EXERCISE REQUIREMENTS: Copy out every line in the entries below that includes "driving".
==== DATASET EXCERPTS
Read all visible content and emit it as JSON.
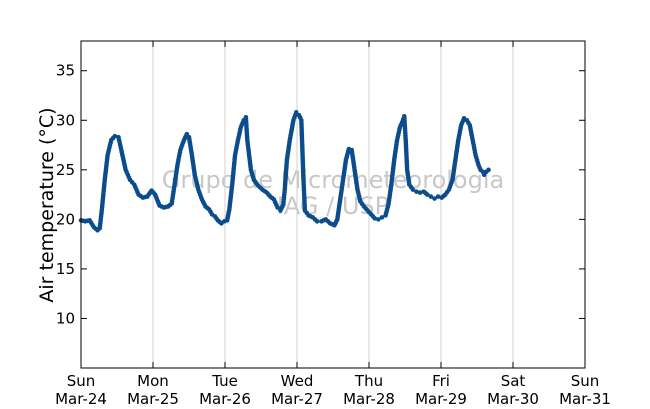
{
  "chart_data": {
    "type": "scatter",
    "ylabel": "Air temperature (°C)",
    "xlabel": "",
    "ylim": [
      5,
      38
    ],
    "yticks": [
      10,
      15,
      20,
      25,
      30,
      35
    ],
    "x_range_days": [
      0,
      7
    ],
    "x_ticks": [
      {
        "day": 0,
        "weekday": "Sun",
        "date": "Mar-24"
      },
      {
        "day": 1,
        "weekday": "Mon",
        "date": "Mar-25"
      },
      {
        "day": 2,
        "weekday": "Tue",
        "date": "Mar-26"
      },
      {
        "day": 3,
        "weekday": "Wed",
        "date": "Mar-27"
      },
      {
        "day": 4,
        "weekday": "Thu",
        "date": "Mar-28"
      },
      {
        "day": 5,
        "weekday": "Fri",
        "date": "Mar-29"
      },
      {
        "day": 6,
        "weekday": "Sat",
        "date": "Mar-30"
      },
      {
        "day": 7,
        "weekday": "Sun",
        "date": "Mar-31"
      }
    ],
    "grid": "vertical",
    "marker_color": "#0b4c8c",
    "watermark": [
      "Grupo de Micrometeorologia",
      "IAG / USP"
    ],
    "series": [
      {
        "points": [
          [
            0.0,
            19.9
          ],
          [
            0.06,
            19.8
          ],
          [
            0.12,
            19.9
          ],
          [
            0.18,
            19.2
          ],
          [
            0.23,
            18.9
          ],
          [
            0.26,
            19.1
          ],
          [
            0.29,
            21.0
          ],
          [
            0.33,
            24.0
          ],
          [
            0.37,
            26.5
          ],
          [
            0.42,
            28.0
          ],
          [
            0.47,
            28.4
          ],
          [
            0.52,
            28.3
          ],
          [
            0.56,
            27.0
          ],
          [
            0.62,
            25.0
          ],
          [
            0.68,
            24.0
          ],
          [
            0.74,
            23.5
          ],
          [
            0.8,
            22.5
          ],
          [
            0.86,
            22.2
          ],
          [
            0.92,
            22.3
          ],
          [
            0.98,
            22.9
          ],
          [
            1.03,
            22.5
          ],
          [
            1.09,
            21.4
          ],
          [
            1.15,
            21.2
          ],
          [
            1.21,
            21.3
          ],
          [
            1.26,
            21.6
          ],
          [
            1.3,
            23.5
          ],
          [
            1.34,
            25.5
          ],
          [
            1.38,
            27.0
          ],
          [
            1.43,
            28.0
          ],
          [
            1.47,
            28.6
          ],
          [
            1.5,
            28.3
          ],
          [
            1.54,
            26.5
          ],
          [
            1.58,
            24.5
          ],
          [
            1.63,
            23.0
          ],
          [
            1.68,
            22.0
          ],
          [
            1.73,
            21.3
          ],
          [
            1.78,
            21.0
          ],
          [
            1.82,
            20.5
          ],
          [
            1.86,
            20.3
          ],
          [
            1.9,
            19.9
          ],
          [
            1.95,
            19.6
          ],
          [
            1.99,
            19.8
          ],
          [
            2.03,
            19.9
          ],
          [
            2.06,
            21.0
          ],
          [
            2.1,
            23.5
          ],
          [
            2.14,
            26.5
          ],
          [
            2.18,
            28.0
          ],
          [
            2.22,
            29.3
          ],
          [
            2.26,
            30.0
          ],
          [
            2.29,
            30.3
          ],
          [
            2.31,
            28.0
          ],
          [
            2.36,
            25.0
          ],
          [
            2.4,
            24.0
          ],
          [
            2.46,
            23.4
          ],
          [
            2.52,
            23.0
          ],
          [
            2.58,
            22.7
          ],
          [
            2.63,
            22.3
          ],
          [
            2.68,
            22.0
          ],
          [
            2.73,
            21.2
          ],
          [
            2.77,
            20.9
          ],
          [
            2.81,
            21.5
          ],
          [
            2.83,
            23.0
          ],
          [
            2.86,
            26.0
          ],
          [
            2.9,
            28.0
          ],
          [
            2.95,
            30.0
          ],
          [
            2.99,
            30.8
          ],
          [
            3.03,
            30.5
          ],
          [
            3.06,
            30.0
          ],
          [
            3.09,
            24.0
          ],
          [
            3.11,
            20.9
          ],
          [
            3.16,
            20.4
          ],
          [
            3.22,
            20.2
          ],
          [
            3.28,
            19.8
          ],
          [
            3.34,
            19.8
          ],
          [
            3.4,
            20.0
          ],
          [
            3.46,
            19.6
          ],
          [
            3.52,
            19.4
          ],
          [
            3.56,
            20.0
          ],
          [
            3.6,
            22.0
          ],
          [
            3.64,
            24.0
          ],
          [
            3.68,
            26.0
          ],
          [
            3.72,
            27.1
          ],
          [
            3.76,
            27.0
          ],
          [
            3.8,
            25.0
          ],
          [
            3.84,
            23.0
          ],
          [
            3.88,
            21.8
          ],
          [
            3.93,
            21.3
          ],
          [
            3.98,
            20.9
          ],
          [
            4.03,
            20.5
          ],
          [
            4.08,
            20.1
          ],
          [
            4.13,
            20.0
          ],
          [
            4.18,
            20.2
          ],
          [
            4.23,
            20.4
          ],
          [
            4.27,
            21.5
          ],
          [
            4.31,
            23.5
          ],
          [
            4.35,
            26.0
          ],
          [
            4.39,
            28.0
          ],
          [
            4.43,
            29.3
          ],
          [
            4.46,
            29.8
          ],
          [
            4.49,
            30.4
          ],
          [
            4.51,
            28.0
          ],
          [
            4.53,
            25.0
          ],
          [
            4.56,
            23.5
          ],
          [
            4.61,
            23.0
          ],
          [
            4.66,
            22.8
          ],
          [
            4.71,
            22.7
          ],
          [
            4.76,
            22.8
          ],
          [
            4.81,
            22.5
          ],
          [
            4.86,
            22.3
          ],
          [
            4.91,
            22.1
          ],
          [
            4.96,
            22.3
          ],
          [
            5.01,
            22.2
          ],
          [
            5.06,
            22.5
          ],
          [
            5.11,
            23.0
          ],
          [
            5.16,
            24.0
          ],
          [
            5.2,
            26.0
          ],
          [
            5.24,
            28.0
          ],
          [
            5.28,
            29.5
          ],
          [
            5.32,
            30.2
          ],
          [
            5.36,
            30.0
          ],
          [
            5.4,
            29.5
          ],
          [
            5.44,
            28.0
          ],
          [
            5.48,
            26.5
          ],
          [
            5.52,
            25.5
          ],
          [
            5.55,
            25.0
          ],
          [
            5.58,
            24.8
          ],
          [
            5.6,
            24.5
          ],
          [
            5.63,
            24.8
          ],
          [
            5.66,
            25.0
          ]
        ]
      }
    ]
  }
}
========
==== DATASET EXCERPTS
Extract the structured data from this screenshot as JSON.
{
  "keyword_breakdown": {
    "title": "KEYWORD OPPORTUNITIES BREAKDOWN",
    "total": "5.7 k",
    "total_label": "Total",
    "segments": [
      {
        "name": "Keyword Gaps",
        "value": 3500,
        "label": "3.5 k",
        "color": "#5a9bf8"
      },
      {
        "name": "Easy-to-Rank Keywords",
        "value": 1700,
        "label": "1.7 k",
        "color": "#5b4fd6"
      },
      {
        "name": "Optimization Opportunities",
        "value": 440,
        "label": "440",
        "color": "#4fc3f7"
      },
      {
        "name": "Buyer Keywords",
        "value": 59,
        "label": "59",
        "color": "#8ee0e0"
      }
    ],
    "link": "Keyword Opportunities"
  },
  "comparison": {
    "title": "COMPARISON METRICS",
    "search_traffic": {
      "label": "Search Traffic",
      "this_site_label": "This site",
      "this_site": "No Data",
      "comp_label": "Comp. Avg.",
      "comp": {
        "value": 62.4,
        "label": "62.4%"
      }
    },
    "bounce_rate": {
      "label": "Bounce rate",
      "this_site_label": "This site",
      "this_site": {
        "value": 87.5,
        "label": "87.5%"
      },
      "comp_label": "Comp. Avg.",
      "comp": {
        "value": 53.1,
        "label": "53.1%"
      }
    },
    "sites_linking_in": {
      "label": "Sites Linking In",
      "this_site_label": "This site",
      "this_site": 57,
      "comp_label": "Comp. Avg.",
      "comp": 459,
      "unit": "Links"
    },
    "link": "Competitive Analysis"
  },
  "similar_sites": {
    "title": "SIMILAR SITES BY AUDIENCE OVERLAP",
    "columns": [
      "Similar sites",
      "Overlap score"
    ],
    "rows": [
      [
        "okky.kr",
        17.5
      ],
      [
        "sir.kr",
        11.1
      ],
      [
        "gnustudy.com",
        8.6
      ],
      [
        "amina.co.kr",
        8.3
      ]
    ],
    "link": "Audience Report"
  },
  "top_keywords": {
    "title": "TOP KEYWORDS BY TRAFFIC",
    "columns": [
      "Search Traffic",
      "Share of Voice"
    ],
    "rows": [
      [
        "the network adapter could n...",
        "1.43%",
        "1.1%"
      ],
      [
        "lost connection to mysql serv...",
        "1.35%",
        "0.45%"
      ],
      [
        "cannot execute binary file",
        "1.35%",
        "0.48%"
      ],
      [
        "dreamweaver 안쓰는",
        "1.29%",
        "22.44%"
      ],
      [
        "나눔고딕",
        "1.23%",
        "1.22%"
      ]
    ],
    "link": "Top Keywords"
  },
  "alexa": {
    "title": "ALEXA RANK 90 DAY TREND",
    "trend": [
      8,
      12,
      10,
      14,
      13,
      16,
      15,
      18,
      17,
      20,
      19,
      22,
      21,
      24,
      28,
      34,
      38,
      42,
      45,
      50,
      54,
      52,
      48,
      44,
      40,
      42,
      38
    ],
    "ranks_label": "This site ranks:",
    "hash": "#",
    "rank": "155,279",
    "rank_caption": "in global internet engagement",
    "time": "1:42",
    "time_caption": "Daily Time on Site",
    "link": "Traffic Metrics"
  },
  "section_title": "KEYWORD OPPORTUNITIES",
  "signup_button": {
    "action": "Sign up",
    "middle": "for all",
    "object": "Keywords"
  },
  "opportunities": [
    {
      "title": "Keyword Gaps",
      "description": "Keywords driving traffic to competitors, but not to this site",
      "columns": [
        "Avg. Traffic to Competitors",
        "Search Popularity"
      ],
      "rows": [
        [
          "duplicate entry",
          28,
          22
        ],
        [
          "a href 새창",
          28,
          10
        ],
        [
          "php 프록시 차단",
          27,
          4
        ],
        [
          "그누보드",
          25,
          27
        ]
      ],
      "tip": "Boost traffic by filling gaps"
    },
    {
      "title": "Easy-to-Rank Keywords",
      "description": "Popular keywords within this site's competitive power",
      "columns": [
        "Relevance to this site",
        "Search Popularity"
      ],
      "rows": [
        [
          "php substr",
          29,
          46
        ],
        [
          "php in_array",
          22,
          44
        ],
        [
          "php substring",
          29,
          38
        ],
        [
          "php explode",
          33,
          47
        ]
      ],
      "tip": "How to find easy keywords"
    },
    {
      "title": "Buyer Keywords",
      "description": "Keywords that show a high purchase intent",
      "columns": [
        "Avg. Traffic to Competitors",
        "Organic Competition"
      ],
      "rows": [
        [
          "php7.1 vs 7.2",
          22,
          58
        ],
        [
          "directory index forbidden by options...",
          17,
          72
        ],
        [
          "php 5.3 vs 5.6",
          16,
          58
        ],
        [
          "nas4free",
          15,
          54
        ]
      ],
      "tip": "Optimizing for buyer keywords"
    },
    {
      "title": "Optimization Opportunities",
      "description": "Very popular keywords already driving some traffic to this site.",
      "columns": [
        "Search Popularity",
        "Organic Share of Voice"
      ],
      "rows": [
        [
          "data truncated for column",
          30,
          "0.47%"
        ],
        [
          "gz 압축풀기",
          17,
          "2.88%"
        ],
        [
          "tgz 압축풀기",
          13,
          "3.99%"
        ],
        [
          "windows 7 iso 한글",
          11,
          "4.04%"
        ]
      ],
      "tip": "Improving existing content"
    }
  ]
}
========
==== DATASET EXCERPTS
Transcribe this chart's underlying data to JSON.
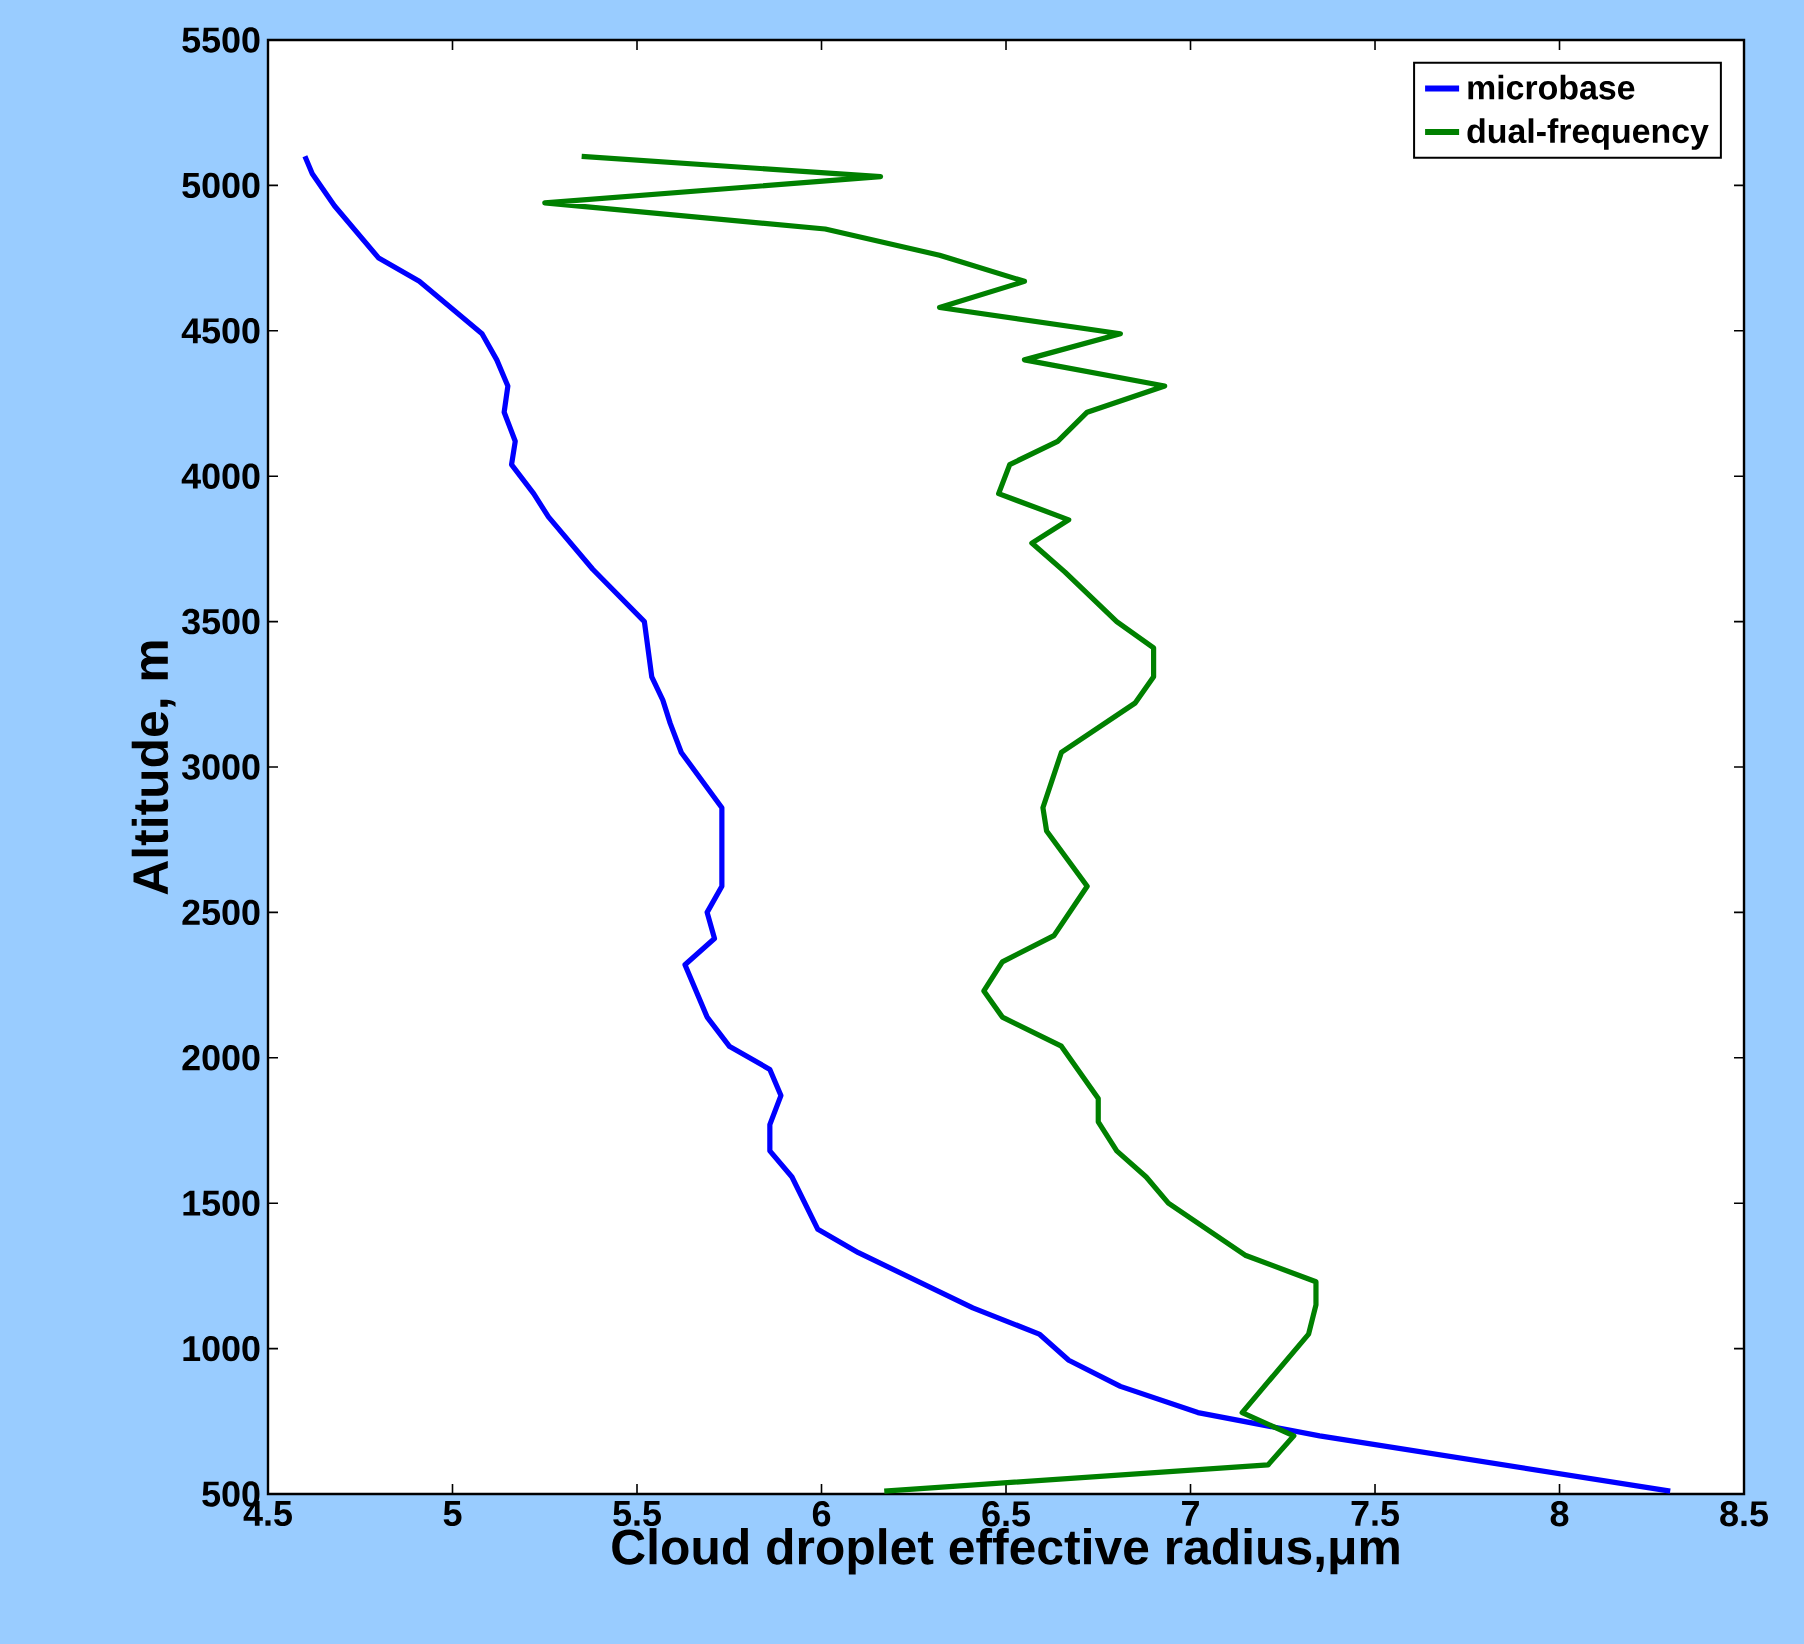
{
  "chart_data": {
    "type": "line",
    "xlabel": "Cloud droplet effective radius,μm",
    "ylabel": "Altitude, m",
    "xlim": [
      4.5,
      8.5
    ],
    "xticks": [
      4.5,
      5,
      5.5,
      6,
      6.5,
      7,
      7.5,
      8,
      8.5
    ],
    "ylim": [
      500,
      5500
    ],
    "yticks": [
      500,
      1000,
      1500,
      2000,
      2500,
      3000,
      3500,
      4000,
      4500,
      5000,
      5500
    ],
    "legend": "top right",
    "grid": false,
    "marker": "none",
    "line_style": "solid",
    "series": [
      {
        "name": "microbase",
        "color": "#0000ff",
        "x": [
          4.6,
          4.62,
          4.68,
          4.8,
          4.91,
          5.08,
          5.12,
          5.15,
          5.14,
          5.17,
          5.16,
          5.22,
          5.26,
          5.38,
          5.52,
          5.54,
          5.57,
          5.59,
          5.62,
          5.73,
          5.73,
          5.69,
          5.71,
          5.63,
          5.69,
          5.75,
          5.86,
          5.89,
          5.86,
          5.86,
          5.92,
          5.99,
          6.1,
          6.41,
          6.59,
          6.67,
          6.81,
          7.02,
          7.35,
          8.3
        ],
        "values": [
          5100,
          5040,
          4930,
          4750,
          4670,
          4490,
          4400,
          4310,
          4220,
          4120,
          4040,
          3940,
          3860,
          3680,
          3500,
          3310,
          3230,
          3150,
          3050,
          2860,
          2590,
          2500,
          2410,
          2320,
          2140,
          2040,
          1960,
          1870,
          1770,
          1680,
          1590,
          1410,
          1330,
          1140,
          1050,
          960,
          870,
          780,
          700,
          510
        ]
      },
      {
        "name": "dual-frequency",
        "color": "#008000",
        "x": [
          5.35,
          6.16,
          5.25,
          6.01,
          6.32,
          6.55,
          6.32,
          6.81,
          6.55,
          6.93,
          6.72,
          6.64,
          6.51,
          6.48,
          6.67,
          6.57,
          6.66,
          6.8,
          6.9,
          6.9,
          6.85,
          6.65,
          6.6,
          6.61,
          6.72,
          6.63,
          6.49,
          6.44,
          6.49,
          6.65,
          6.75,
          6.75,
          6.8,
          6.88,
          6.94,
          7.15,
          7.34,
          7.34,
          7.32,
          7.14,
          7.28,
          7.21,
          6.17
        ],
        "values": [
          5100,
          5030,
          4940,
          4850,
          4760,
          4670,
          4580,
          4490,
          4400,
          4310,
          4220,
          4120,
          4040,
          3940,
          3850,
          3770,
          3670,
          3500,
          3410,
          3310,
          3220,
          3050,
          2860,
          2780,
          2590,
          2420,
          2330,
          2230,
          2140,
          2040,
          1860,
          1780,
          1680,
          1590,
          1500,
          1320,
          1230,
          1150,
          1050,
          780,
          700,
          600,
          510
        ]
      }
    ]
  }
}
========
THE SOLUTION:
      "description": "Keywords driving traffic to competitors, but not to this site",
      "description": "Very popular keywords already driving some traffic to this site.",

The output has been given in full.